_Job_
Tally the lines that hold the word "Women" and reply with that figure only.

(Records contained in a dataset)
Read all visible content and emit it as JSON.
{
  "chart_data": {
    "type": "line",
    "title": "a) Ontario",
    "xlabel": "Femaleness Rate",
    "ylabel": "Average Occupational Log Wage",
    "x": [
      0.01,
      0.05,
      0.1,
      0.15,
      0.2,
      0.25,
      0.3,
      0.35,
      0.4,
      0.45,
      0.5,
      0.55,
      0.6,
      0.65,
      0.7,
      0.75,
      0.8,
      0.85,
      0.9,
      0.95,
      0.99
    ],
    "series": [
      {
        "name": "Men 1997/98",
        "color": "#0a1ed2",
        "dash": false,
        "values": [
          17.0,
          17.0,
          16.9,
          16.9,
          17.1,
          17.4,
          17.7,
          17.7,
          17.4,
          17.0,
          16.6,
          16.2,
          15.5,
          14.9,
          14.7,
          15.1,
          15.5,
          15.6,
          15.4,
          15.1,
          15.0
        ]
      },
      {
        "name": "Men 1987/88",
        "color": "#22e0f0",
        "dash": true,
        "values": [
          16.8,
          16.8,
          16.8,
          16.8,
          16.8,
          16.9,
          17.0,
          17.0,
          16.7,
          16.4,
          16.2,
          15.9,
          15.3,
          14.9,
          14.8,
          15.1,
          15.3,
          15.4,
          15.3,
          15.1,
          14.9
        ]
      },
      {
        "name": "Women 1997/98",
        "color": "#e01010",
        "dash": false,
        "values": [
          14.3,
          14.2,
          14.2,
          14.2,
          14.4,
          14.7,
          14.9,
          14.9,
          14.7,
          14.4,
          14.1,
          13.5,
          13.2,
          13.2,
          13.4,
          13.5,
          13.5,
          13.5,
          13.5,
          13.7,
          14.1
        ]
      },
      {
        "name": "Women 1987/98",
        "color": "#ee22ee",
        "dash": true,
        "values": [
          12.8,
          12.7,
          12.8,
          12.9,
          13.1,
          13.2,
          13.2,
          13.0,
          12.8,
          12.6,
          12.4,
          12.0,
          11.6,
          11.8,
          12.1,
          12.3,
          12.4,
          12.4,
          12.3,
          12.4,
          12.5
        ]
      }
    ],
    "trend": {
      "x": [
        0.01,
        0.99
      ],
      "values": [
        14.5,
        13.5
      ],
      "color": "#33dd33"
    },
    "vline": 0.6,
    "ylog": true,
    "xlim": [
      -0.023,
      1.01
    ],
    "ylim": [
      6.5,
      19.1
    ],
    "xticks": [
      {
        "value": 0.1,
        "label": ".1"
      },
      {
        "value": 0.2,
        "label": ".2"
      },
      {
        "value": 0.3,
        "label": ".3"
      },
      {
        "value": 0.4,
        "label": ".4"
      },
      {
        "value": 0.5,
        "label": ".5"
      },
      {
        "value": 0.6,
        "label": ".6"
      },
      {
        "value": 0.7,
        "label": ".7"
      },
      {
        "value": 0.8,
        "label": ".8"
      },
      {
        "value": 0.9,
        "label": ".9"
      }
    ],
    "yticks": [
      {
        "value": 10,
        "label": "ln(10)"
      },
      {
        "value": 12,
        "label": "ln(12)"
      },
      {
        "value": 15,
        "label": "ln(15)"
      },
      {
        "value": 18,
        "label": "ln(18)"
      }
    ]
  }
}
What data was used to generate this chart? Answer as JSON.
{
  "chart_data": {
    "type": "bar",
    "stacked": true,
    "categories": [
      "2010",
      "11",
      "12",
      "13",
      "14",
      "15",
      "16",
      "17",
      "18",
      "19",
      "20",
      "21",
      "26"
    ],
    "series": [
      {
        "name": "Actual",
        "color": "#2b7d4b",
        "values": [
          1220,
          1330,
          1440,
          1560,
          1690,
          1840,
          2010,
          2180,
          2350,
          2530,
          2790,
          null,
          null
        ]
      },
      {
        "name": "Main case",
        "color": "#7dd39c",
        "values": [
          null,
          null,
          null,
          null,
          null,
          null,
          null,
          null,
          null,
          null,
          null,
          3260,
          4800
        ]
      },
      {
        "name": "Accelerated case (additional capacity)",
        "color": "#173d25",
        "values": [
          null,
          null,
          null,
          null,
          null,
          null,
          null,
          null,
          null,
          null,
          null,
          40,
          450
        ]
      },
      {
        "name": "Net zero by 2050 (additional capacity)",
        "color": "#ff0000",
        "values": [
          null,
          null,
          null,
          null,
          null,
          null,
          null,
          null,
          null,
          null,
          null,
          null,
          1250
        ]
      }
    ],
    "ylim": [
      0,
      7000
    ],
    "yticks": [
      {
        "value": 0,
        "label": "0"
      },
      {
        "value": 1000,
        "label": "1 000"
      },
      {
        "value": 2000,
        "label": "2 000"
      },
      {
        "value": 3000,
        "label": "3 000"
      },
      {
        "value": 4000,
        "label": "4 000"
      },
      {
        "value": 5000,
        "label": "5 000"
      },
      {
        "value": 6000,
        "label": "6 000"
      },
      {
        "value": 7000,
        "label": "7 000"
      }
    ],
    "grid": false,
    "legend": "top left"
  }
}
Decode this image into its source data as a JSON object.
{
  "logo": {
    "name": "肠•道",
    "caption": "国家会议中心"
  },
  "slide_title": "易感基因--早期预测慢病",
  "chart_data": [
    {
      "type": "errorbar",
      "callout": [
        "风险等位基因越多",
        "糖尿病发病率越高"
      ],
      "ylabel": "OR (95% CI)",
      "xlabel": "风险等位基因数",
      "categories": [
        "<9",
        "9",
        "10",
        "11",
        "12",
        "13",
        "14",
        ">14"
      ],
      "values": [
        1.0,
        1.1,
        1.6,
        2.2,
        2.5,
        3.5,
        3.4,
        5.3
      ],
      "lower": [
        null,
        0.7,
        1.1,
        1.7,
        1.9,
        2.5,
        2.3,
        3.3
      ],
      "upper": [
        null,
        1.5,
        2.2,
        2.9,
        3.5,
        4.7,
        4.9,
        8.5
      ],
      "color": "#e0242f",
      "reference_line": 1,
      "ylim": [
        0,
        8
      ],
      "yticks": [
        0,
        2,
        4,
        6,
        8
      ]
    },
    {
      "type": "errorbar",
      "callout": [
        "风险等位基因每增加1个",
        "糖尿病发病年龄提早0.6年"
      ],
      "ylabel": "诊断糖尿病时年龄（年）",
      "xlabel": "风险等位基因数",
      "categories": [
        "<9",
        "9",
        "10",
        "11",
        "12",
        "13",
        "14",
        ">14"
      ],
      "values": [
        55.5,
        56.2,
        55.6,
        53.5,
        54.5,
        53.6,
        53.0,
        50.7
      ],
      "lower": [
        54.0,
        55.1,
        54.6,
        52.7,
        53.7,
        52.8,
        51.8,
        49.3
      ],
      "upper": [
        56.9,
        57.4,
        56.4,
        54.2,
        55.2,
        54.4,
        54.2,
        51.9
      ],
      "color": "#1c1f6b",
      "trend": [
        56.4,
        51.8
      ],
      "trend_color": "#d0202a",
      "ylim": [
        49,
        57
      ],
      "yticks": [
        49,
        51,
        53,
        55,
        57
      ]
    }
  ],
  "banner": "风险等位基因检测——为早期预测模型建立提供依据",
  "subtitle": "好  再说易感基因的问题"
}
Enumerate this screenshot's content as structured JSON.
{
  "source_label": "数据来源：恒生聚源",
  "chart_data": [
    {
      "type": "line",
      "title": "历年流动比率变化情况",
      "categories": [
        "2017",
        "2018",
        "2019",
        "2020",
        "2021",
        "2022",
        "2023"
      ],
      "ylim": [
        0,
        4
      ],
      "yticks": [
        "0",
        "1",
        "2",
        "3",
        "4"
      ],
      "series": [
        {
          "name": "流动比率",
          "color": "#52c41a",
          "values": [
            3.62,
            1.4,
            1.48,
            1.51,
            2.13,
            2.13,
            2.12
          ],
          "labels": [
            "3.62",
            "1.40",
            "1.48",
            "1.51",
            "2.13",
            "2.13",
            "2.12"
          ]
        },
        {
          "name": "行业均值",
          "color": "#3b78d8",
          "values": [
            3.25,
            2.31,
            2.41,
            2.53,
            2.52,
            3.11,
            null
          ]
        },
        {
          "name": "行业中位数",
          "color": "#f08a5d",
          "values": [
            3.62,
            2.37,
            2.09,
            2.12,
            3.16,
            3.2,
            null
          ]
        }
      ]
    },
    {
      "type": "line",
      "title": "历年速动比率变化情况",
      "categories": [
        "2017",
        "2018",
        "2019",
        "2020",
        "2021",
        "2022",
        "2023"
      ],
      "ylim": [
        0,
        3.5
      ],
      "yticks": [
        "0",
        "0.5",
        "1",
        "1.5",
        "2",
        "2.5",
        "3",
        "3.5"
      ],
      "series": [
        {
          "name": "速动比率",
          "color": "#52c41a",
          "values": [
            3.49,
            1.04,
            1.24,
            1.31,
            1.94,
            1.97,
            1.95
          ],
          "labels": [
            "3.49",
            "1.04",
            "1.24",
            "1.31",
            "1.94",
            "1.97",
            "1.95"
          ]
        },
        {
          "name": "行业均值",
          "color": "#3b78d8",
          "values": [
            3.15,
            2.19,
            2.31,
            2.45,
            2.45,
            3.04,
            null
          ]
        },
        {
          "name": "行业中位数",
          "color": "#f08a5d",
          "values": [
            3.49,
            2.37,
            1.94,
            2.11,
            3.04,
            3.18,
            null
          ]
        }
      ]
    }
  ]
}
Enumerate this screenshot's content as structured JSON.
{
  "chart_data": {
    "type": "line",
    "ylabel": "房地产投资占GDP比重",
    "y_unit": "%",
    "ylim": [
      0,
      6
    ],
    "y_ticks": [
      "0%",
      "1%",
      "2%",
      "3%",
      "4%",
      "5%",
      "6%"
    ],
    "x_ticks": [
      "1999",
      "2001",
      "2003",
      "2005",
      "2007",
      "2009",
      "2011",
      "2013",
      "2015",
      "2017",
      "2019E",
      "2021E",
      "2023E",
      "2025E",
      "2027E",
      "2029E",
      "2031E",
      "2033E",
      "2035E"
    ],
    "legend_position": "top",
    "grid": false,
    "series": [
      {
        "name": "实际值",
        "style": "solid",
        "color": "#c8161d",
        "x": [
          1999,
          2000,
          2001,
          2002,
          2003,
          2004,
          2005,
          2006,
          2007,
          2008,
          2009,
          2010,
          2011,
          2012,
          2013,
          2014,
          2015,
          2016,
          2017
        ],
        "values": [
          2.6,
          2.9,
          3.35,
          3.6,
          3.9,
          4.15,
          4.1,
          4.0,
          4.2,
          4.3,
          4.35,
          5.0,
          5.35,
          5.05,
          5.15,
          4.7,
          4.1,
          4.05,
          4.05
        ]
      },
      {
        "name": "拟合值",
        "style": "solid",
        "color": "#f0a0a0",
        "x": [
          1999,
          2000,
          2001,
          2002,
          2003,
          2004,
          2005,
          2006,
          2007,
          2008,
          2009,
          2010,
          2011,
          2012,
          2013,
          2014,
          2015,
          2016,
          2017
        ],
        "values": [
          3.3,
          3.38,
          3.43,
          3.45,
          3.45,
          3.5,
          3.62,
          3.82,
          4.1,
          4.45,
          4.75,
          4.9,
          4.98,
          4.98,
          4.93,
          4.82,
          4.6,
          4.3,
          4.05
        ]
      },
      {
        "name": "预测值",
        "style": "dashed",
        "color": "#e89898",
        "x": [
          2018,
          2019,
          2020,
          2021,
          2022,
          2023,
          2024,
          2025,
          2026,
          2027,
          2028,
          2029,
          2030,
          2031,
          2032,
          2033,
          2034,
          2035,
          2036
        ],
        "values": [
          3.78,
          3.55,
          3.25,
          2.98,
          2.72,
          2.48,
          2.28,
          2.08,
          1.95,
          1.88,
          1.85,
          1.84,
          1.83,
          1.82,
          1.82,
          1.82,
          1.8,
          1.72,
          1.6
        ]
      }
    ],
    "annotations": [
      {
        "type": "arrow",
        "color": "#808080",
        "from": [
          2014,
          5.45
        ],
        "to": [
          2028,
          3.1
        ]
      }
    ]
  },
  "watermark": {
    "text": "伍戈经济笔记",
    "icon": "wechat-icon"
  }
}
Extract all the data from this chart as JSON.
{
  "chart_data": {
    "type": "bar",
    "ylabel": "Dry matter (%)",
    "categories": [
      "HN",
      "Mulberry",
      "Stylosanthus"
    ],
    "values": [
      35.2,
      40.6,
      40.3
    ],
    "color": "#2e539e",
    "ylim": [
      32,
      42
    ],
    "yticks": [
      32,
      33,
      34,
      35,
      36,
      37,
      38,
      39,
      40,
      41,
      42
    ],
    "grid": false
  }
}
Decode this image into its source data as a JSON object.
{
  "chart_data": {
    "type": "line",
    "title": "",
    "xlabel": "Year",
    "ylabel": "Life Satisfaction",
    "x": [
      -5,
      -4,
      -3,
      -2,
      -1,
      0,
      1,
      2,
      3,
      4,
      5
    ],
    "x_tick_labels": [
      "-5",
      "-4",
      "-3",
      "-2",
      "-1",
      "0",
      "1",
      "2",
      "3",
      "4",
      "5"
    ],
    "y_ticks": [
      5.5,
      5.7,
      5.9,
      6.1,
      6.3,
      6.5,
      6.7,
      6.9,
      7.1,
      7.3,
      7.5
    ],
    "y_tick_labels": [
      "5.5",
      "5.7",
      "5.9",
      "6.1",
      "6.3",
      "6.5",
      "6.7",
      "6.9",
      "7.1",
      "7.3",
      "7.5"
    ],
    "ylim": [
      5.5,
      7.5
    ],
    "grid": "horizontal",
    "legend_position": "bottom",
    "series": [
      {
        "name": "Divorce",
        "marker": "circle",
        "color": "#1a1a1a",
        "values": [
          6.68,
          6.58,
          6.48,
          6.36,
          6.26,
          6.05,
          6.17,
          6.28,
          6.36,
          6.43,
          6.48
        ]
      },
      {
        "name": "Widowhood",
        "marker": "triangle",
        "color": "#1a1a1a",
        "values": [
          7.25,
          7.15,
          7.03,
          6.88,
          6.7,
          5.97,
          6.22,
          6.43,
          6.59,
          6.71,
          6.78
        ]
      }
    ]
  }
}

_Task response_
2